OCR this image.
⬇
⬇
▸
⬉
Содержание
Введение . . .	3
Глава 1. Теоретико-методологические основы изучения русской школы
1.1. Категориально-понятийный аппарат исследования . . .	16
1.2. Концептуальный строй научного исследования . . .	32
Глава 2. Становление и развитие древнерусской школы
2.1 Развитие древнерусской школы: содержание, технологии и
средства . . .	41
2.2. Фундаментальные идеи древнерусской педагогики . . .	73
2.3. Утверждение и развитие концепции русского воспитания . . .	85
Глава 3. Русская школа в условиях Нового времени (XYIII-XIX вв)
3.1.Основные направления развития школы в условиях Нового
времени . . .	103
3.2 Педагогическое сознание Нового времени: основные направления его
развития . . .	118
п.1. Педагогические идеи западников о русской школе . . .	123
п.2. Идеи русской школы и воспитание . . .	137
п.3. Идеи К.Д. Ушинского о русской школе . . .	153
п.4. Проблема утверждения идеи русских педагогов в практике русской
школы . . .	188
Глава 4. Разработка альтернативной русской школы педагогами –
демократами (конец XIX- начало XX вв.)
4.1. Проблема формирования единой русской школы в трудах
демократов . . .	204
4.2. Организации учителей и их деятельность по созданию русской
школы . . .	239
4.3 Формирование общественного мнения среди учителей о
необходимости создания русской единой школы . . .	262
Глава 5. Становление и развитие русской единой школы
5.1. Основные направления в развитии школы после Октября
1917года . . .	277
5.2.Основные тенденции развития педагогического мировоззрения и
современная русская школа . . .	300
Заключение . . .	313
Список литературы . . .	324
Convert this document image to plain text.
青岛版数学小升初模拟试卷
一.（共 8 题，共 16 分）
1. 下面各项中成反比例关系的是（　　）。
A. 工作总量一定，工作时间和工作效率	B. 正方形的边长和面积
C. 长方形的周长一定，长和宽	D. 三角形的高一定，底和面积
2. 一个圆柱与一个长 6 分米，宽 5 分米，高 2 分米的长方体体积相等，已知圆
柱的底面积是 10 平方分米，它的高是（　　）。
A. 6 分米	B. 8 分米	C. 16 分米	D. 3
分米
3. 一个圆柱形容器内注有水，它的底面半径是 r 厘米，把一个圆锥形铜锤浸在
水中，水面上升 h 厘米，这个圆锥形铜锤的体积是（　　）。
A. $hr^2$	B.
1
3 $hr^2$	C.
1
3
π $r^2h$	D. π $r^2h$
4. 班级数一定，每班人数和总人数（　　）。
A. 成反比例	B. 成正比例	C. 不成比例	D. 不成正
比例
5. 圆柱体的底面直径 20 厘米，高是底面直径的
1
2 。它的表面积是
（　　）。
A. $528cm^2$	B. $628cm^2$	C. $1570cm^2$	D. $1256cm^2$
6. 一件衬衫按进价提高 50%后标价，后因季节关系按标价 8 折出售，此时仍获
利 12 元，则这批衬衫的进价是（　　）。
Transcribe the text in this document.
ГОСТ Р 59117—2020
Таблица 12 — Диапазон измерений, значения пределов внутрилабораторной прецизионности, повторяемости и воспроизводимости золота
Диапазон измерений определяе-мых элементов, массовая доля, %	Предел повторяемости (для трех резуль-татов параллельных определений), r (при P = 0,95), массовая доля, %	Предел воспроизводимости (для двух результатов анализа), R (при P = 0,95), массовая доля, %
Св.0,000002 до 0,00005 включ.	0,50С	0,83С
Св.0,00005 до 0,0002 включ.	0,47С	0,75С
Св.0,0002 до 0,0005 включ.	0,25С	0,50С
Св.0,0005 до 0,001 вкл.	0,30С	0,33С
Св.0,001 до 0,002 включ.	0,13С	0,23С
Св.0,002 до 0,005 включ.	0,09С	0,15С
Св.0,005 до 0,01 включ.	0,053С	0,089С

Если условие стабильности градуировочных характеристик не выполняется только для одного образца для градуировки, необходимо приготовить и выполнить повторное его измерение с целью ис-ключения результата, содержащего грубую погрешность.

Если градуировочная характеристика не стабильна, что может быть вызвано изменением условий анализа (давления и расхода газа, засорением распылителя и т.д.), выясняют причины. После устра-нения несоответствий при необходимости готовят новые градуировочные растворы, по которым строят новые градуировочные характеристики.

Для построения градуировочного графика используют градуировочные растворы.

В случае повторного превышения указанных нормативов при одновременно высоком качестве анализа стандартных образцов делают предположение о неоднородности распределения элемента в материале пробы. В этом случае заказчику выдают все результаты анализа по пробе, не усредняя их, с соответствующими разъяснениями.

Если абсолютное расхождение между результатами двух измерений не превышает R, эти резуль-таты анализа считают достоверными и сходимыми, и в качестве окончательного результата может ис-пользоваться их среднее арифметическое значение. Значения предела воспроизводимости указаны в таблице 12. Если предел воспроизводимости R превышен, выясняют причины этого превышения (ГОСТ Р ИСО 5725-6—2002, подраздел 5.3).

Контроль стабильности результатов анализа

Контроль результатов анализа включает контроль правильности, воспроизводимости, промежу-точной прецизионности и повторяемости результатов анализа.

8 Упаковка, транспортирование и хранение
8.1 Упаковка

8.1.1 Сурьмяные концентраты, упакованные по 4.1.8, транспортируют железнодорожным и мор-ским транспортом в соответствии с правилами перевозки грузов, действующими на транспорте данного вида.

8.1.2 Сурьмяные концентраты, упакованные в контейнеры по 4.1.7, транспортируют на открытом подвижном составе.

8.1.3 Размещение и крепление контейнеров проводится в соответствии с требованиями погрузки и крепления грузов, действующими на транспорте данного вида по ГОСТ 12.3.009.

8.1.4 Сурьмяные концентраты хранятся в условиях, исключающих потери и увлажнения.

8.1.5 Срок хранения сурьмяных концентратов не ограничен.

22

__What the task requires__: Return each full line of the entries that contains the word "Глава".

__Result__:
Глава 1. Теоретико-методологические основы изучения русской школы
Глава 2. Становление и развитие древнерусской школы
Глава 3. Русская школа в условиях Нового времени (XYIII-XIX вв)
Глава 4. Разработка альтернативной русской школы педагогами –
Глава 5. Становление и развитие русской единой школы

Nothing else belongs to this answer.